▶ Request:
Please find all lines in the data that hold the string "rublu" and copy them.

** begin **

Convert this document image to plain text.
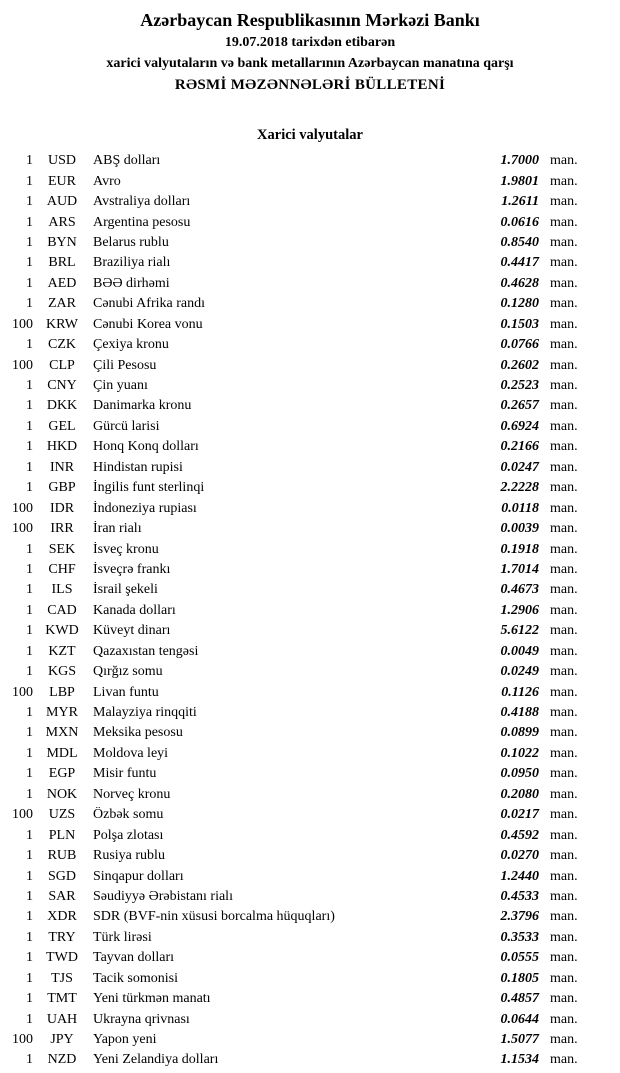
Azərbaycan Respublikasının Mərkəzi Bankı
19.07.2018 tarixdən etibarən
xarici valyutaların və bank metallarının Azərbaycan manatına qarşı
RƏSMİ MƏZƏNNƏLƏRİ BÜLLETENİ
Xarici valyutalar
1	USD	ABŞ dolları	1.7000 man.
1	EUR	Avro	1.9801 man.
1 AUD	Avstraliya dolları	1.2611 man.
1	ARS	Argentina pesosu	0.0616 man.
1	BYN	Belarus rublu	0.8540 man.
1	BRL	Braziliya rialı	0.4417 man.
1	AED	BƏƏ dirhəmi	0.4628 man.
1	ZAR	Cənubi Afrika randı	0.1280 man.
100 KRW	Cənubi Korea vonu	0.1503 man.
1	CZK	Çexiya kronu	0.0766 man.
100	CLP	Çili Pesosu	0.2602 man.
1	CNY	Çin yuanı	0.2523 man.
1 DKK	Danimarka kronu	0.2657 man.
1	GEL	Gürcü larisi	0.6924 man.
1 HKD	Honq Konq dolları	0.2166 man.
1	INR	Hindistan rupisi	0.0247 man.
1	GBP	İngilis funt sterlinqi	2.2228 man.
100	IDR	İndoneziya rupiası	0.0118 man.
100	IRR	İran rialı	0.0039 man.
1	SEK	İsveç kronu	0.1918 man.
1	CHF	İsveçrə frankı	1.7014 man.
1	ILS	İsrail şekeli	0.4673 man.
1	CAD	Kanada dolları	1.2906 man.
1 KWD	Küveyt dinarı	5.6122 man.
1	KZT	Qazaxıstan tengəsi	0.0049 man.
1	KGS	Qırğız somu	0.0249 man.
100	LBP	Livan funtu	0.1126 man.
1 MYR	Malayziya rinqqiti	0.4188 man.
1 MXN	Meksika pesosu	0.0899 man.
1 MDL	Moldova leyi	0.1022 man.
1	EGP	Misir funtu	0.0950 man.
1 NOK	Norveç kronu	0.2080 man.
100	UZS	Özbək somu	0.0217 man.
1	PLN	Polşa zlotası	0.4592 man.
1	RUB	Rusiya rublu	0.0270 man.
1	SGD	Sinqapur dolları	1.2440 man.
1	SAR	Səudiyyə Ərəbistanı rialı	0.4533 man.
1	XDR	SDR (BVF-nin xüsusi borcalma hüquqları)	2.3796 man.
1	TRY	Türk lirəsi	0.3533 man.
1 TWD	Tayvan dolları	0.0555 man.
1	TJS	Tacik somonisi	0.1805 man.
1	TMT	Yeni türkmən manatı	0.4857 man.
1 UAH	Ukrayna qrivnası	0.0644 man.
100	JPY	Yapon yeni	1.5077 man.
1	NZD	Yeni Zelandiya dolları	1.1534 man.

** end **
** begin **

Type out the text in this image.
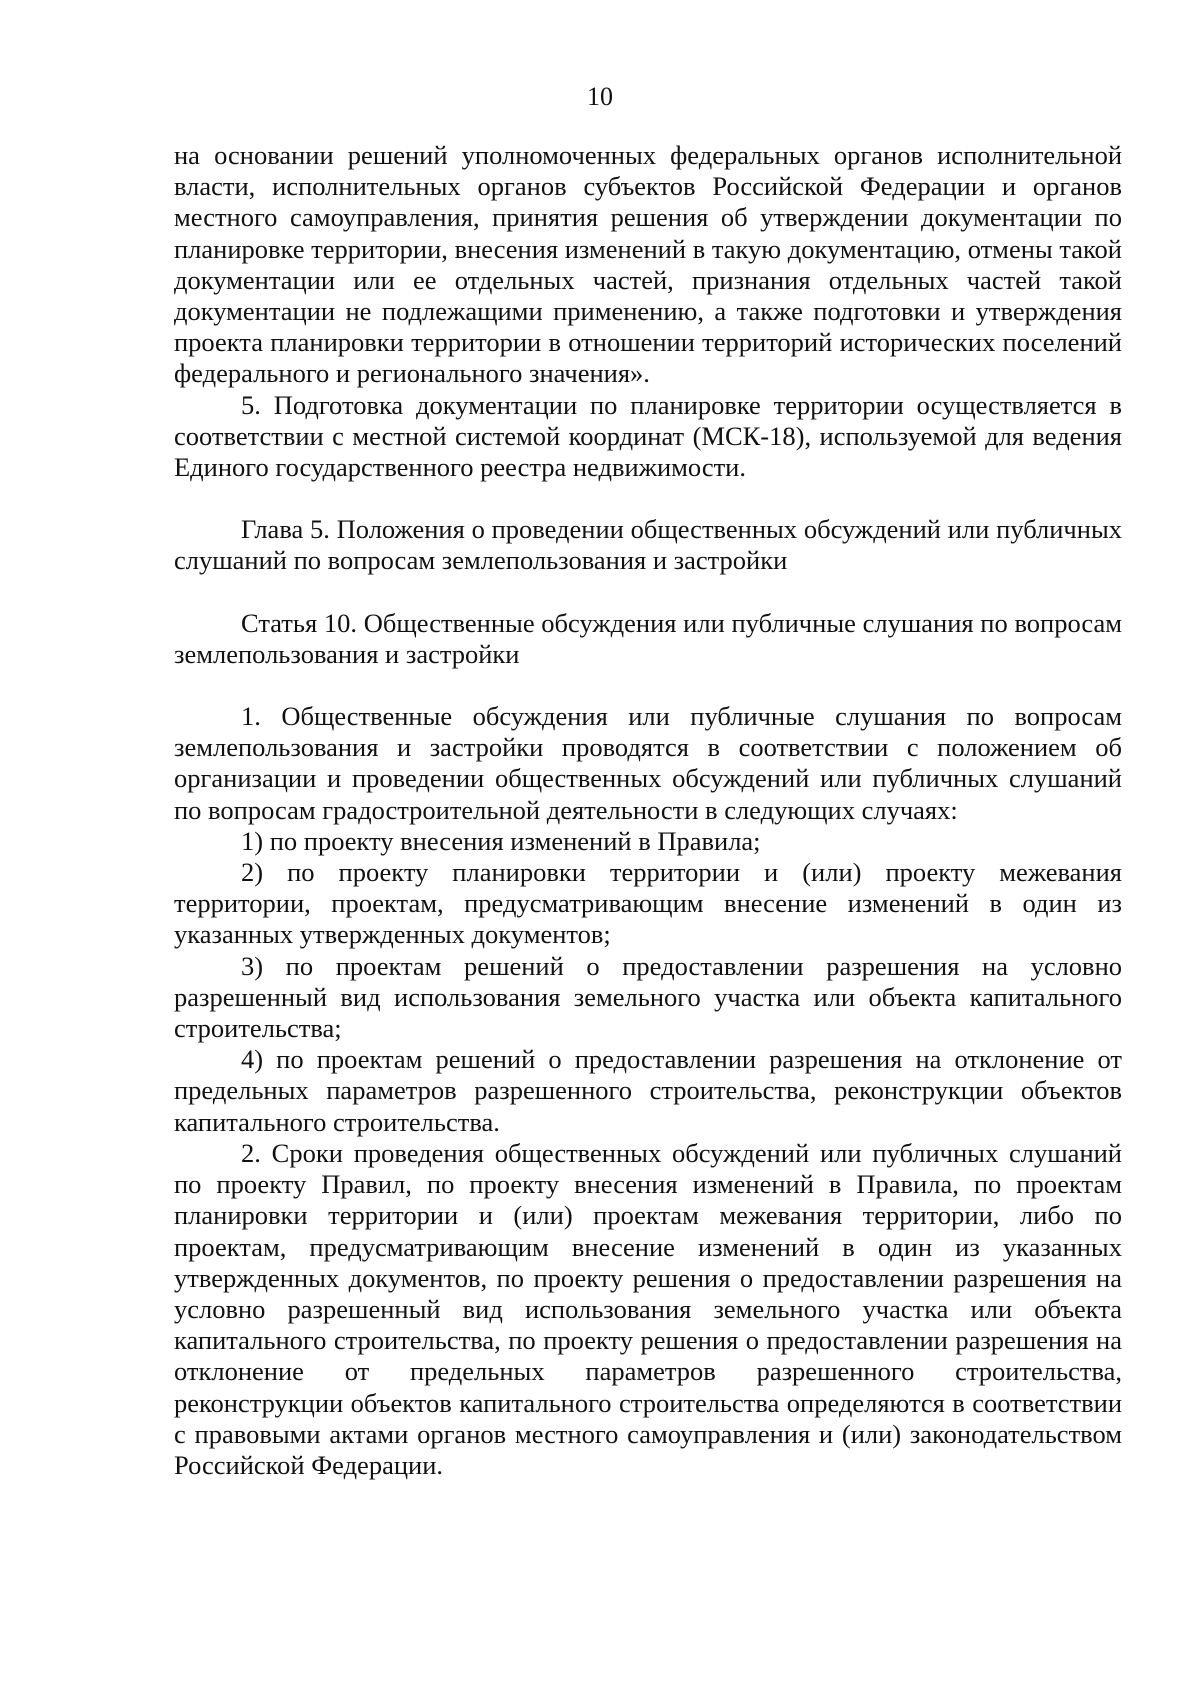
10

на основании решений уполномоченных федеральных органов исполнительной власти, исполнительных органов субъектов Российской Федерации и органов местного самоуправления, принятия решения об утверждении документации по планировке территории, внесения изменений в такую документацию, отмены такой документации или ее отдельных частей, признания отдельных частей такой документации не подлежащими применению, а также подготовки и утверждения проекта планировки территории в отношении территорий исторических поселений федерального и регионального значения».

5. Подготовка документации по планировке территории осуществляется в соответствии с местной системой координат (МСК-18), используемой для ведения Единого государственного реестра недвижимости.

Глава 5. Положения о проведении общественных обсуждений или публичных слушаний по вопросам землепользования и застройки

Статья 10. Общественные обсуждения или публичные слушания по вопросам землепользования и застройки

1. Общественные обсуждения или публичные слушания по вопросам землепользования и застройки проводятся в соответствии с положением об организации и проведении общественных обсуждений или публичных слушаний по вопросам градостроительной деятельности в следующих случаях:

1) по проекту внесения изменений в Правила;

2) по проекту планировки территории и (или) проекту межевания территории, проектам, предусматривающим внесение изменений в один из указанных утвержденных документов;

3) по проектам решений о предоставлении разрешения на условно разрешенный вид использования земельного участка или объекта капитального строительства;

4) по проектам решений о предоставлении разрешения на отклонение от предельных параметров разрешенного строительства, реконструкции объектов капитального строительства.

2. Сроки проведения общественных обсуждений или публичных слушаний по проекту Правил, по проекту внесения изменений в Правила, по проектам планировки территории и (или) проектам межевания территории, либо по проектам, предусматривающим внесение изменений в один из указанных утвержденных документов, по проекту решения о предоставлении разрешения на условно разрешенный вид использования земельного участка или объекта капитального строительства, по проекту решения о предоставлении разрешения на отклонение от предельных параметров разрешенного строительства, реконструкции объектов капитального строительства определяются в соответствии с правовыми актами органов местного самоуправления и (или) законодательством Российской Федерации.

** end **
** begin **

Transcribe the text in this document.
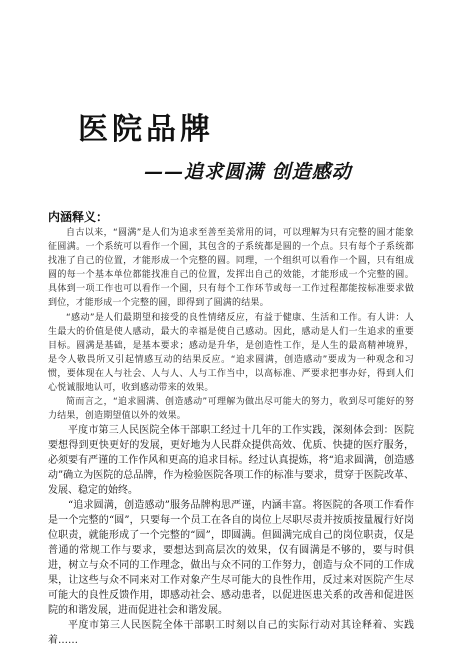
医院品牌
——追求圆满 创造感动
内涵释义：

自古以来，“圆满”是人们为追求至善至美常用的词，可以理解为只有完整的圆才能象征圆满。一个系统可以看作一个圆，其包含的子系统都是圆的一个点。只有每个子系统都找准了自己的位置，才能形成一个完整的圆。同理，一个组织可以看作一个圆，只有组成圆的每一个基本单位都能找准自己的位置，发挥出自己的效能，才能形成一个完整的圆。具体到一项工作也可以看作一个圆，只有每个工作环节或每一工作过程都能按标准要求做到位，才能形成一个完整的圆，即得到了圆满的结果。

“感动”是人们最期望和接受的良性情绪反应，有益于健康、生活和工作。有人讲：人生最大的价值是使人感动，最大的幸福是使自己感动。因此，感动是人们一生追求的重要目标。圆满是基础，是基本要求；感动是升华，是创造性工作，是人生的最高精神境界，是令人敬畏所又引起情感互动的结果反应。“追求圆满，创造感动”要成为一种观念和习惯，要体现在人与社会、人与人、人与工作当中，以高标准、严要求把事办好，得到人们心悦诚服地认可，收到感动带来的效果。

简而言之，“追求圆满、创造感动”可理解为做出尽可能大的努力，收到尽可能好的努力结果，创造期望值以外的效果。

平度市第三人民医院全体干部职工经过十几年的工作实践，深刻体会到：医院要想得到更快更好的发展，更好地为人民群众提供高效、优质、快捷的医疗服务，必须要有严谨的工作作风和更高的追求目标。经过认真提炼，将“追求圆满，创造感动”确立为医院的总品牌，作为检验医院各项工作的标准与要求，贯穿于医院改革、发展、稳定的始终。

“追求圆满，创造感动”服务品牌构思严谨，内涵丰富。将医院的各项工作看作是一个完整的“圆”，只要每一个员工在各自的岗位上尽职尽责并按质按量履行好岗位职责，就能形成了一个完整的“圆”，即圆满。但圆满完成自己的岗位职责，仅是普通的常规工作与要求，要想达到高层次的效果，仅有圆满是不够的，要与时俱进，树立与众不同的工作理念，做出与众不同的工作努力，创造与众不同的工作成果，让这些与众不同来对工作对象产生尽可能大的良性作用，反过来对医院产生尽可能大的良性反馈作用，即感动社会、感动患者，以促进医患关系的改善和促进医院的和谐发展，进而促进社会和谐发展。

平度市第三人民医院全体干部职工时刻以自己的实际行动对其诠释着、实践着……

** end **

▶ Task result:
1	BYN	Belarus rublu	0.8540 man.
1	RUB	Rusiya rublu	0.0270 man.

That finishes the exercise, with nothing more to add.